## BEGIN

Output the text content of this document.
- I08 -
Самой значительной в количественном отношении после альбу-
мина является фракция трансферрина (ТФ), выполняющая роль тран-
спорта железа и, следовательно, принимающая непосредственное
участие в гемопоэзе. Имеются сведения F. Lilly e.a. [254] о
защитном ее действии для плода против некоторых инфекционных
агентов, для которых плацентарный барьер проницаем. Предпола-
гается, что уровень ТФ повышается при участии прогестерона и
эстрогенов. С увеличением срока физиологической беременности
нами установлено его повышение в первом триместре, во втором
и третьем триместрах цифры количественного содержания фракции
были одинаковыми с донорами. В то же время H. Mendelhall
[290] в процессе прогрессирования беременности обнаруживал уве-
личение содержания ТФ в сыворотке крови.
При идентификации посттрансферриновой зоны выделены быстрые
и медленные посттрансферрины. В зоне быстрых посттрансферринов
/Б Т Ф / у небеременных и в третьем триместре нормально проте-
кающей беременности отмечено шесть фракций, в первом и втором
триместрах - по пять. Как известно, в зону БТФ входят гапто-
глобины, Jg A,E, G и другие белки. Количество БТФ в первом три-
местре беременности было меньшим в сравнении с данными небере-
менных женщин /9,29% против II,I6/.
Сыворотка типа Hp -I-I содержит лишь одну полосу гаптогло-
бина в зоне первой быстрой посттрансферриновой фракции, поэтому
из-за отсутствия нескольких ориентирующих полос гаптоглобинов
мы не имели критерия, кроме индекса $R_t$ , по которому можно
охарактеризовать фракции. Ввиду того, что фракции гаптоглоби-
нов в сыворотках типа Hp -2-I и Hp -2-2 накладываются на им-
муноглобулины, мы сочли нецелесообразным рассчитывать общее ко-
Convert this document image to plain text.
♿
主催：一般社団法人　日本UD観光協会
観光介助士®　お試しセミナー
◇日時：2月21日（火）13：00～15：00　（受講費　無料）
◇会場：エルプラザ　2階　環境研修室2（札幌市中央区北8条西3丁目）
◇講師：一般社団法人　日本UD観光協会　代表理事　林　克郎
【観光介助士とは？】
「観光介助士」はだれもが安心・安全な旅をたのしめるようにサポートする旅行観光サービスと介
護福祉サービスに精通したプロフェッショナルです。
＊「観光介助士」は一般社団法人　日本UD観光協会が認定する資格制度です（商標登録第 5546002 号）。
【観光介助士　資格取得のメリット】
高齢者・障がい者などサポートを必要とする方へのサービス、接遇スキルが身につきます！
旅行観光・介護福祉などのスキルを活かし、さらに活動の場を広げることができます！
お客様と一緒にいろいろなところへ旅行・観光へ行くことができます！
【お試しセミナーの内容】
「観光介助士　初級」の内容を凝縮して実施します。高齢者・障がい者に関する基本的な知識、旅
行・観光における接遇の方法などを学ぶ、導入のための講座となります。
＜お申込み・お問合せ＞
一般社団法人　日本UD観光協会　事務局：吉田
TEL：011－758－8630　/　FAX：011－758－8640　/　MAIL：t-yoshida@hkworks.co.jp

## END

Task objective: Copy every single line of the material above that holds "триместрах".

Response for this exercise:
и третьем триместрах цифры количественного содержания фракции
триместрах - по пять. Как известно, в зону БТФ входят гапто-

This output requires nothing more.